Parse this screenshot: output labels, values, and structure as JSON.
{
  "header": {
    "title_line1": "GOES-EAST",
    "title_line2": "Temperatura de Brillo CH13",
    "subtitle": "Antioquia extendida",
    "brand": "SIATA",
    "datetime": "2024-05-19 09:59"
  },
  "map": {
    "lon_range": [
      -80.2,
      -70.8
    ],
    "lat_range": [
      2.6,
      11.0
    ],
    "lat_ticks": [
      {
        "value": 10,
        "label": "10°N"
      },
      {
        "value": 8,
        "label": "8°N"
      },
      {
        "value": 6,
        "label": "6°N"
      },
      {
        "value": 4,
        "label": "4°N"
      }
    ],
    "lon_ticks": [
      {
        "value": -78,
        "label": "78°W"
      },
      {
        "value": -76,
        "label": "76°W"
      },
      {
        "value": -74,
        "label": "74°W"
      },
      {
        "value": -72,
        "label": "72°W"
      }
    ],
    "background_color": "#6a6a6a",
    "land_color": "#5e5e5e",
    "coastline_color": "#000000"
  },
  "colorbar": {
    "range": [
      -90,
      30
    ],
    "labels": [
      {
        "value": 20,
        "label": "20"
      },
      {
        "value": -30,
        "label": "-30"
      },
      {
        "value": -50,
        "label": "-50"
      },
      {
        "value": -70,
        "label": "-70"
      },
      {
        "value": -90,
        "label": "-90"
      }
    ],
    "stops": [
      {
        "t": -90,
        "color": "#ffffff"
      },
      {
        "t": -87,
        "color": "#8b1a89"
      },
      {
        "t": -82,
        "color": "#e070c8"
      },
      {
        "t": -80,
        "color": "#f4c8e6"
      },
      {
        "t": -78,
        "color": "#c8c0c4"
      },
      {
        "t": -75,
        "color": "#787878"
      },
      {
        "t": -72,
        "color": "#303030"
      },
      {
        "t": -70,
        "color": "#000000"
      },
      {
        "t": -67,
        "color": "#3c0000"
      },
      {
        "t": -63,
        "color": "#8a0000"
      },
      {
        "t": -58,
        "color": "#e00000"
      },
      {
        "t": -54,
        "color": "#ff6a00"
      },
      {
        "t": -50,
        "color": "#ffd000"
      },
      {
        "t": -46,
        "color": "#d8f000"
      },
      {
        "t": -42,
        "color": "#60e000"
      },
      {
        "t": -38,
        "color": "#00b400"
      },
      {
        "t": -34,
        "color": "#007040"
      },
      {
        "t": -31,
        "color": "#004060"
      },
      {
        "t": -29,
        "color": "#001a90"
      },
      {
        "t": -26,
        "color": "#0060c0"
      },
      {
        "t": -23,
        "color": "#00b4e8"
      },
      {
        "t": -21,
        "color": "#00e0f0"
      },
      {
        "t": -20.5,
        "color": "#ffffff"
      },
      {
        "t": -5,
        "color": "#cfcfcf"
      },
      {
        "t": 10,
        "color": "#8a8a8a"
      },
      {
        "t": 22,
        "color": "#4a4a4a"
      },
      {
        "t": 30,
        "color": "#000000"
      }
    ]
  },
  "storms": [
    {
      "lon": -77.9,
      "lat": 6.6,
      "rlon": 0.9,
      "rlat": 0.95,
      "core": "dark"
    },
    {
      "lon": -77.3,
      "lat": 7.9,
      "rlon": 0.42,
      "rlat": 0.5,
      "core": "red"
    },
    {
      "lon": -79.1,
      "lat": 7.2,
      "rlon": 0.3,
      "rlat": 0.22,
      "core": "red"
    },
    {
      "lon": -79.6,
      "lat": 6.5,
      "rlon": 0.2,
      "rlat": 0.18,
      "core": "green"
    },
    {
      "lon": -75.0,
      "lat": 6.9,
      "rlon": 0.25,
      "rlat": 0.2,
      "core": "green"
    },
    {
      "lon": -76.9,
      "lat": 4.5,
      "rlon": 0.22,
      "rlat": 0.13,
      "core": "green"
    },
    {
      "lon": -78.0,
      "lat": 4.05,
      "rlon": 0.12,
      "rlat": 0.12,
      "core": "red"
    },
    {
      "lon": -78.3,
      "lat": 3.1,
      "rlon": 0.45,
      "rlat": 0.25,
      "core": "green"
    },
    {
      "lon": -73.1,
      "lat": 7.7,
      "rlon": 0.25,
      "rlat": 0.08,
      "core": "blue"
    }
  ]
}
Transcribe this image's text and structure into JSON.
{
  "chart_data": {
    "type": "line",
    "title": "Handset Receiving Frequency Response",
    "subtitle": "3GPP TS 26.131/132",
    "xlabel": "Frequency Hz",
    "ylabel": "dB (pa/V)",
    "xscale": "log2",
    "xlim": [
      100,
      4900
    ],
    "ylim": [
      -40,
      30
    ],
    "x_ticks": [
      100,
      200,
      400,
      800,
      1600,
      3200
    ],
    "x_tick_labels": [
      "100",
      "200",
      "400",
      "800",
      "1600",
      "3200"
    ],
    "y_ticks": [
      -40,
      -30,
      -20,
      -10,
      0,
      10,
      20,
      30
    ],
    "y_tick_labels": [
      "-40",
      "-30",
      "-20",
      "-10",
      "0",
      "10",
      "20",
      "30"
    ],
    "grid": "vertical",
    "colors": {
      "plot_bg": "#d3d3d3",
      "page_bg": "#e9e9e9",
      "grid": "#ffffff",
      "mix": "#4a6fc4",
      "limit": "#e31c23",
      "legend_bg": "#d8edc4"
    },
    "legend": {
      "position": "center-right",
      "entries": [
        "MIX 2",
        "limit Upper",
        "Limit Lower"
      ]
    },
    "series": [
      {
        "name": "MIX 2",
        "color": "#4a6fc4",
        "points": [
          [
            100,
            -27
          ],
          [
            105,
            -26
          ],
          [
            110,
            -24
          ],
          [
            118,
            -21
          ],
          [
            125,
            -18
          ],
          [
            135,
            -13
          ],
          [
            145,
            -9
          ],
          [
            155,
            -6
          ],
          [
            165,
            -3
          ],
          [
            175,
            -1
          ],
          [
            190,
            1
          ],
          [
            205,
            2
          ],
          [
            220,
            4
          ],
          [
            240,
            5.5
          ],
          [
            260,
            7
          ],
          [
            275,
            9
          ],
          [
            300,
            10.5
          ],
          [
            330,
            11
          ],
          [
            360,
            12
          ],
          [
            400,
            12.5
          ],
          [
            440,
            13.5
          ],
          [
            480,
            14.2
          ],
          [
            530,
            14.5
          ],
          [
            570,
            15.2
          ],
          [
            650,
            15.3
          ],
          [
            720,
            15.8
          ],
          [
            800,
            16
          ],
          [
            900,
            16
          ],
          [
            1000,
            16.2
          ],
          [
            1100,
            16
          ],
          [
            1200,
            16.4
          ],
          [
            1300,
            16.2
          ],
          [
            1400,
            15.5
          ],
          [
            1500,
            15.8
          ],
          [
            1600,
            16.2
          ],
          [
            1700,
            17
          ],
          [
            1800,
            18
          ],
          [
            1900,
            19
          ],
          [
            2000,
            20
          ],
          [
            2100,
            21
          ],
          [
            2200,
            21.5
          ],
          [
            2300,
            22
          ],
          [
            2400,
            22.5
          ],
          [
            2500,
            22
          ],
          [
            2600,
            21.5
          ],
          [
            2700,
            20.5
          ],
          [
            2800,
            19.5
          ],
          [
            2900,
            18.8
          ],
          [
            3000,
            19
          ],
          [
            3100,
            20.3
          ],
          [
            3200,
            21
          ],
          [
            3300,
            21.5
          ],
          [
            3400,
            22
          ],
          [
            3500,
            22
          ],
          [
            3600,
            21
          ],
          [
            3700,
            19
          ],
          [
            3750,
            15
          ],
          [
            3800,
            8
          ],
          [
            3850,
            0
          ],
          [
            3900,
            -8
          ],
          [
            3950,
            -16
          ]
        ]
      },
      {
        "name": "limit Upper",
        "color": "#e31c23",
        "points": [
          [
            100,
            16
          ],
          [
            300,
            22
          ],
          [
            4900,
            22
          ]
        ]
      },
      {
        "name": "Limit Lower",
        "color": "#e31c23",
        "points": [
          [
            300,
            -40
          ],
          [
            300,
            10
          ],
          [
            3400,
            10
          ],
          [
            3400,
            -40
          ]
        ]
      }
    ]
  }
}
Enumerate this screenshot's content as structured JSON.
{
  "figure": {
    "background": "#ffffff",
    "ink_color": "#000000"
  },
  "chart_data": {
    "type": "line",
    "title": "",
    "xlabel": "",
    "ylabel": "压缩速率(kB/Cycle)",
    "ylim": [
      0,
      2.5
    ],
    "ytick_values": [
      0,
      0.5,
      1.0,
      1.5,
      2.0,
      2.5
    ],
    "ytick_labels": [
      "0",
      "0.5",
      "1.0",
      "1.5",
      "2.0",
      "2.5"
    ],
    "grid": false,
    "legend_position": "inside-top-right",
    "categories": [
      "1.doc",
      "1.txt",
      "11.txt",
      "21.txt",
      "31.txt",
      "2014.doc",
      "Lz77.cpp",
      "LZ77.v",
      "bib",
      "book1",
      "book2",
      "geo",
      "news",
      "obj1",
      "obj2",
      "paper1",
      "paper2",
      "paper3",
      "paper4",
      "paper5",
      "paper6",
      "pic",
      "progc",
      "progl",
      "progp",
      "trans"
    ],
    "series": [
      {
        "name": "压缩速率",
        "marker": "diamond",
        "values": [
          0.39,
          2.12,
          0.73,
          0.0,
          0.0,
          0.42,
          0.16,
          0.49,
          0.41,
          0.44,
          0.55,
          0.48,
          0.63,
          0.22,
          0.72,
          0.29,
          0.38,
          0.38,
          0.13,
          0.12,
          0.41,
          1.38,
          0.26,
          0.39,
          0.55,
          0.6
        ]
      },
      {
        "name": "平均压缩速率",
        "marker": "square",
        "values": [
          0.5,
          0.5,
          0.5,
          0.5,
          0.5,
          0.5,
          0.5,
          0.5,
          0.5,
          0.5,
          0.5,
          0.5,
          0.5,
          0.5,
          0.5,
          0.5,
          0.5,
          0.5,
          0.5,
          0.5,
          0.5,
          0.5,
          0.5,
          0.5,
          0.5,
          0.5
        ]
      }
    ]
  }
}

####

▸ The problem
How many of the lines above include the word "name"? Respond with the number alone.

▸ Output of the task
5